(Entries with figure data)
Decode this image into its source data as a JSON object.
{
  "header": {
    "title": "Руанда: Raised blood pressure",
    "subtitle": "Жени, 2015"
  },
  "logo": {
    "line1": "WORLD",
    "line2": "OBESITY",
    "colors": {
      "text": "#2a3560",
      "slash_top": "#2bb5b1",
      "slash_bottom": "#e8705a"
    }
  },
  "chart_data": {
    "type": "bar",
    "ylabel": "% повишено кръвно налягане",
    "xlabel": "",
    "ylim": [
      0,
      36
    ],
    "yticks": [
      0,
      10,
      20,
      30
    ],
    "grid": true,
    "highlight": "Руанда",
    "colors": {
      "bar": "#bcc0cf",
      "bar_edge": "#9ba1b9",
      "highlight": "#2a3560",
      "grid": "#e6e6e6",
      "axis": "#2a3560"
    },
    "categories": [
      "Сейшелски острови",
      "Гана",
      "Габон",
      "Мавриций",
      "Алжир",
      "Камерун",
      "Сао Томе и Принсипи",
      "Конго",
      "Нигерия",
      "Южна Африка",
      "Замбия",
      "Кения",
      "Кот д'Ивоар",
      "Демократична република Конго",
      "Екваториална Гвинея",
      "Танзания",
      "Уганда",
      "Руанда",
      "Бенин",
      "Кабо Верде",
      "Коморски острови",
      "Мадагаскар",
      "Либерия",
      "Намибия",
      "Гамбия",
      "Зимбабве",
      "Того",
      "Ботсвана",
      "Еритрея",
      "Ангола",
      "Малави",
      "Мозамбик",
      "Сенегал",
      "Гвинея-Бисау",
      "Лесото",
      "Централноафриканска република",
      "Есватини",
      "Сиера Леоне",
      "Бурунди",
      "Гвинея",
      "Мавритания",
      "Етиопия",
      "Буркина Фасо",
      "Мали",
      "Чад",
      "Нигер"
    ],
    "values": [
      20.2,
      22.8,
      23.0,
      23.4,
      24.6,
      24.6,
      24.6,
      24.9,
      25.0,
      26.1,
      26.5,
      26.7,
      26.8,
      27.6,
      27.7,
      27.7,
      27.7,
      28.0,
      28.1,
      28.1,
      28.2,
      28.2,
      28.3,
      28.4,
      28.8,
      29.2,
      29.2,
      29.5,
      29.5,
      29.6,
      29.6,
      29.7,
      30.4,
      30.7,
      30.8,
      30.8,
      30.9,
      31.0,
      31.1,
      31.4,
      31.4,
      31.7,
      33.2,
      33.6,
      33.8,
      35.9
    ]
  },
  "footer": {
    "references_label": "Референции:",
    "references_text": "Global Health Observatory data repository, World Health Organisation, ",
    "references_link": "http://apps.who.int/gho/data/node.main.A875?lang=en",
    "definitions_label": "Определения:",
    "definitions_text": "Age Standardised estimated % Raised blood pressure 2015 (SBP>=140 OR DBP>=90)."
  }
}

JOB -> Scan the listing above. Gather each line that contains the word "highlight".

CORRECT RESPONSE ->
    "highlight": "Руанда",
      "highlight": "#2a3560",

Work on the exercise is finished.